* Task objective
Using the records below, locate all lines containing "Breakfast" and return them.

***

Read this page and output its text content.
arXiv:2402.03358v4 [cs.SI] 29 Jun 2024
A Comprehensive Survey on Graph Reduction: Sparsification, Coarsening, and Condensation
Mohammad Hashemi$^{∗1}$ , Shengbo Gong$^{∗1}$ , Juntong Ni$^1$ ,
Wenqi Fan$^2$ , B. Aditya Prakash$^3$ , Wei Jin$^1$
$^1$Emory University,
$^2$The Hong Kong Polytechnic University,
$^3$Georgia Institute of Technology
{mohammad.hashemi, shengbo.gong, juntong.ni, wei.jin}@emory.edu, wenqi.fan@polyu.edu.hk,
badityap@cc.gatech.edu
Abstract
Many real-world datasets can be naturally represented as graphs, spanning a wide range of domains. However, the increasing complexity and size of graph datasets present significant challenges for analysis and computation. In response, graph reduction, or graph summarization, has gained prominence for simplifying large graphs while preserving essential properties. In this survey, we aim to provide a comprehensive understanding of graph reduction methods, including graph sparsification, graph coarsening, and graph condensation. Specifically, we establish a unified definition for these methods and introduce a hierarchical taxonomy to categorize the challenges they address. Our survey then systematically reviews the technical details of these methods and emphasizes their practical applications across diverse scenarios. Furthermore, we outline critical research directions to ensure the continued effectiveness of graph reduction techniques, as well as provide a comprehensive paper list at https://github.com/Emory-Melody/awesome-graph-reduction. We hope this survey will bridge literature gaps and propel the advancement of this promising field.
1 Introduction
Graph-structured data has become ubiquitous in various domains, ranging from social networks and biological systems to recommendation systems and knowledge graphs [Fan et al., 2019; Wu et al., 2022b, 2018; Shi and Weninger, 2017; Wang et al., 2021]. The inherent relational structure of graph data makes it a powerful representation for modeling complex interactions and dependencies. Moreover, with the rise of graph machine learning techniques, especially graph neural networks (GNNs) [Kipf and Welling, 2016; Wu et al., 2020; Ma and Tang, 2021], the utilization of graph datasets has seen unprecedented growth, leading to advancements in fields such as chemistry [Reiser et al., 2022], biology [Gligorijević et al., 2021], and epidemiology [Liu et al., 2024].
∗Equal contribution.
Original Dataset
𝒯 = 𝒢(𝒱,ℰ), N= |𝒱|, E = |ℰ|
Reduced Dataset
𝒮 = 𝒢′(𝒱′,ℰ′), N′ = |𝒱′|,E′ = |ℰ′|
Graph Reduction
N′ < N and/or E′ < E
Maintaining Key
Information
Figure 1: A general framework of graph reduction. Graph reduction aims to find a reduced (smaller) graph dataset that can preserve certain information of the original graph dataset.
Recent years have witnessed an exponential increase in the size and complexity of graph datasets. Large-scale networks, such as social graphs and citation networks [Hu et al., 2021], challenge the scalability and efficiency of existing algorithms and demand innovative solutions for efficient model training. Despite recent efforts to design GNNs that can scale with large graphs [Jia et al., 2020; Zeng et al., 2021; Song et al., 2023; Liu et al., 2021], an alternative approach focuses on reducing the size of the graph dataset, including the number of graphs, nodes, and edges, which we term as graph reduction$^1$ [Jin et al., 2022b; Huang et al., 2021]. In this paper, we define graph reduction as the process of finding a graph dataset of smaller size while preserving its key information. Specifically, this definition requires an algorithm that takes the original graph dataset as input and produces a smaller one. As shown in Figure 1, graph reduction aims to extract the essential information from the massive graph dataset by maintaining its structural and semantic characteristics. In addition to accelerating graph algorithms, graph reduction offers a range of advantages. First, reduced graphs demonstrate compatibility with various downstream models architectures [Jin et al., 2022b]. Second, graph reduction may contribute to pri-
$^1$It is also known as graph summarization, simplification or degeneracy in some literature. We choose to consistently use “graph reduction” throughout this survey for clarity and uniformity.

***

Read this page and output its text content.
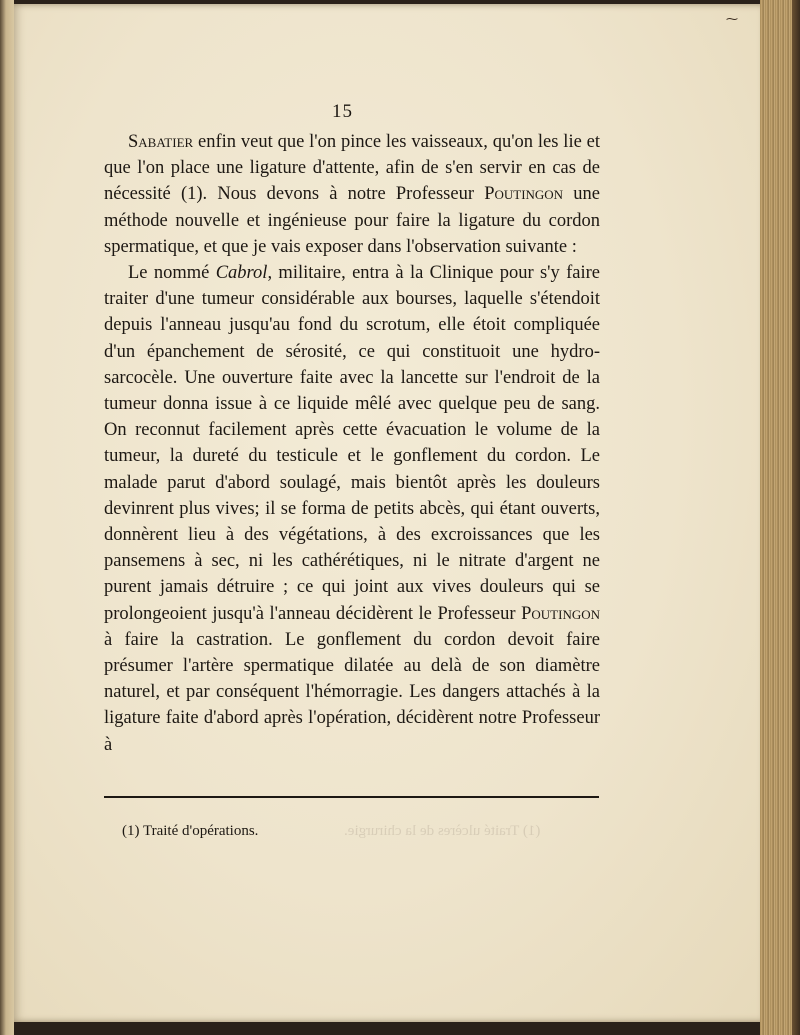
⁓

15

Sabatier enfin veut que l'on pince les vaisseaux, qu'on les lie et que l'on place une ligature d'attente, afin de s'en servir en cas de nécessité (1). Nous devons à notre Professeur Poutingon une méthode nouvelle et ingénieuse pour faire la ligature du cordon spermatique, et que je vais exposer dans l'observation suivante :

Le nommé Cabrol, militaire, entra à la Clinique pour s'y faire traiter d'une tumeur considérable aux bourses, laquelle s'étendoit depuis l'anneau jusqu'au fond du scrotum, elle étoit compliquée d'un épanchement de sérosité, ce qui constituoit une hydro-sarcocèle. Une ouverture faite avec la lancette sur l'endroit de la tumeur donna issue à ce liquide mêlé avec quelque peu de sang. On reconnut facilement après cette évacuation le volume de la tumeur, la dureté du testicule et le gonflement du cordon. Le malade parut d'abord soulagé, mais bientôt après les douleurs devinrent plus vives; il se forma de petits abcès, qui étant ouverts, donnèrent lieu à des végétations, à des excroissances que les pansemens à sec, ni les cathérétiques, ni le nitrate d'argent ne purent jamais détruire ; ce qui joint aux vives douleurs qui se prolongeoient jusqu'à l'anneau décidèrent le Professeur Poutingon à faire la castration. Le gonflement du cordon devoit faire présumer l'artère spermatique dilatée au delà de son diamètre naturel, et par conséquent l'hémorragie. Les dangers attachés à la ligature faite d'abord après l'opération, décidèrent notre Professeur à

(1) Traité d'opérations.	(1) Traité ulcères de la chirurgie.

***

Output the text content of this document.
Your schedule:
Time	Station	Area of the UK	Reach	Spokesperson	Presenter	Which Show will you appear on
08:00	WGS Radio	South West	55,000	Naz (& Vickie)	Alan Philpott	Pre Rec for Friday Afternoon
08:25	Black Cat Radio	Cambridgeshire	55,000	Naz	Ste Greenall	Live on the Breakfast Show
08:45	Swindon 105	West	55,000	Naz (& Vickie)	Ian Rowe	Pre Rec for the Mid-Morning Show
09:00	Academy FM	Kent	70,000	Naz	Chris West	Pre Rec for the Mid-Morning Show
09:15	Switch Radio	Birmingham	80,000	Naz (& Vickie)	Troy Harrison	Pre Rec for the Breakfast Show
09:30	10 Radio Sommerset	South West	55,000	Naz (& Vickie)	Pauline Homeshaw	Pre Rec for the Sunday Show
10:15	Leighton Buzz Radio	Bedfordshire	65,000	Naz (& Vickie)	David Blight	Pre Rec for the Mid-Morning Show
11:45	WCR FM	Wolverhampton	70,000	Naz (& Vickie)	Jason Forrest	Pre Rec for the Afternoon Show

***

* Final result
08:25	Black Cat Radio	Cambridgeshire	55,000	Naz	Ste Greenall	Live on the Breakfast Show
09:15	Switch Radio	Birmingham	80,000	Naz (& Vickie)	Troy Harrison	Pre Rec for the Breakfast Show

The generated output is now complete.